Provided passage:
::::::::
As a result, the blog has been sorely neglected. I do feel guilty because I realise it’s this blog that has given me the opportunities I have right now. It’s still the thing that starts the conversation at work with the new people I meet.
One of my most asked questions is “How did you get into cooking?” My answer is always that my interest in cooking and creating led me to write a food blog. So, even if I wanted to give up my little piece of the web, I can’t. Cooking for work and cooking for home is overwhelming and to think about cooking for the blog is just exhausting but I will have to post when I can.
In the meantime. I have little boy who turns 10 next week and his party is this weekend. I just outsourced it this year! The bowling alley can do the work. I’m making a cake for him and that’ll be it.
I also have a 17 year old drama queen who is about to graduate from high school, also next week (on Laith’s birthday, actually) I couldn’t outsource this party so we’re having friends over after the ceremony for a cookout.
Hamburgers, grilled herby chicken or maybe kebabs, and a bunch of salads. I’m keeping it easy and there’s no cake. I’m tired of cake. We can’t have a cookout without blueberry cobbler and strawberry shortcakes, the very vision of summer! Though, here in Colorado, we’re still struggling with the dregs of winter.
::::::::
Record list:

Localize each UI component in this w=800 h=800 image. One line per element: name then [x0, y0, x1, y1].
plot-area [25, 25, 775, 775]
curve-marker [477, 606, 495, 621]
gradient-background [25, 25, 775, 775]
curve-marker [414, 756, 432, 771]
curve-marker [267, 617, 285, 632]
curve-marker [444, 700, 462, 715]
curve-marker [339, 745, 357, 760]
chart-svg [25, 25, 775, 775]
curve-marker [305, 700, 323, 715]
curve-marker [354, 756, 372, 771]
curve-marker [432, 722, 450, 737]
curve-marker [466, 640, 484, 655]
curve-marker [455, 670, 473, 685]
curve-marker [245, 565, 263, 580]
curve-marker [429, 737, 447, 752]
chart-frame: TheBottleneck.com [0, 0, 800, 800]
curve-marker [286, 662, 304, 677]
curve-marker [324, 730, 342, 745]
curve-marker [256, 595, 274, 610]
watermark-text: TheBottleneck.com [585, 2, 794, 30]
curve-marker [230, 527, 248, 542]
::::::::
Problem details:
Rewrite the stretch of the blog post that opens with "As a result, the" and closes with "that’ll be it.", swapping "bowling alley" for "trampoline park".

Task response:
As a result, the blog has been sorely neglected. I do feel guilty because I realise it’s this blog that has given me the opportunities I have right now. It’s still the thing that starts the conversation at work with the new people I meet.
One of my most asked questions is “How did you get into cooking?” My answer is always that my interest in cooking and creating led me to write a food blog. So, even if I wanted to give up my little piece of the web, I can’t. Cooking for work and cooking for home is overwhelming and to think about cooking for the blog is just exhausting but I will have to post when I can.
In the meantime. I have little boy who turns 10 next week and his party is this weekend. I just outsourced it this year! The trampoline park can do the work. I’m making a cake for him and that’ll be it.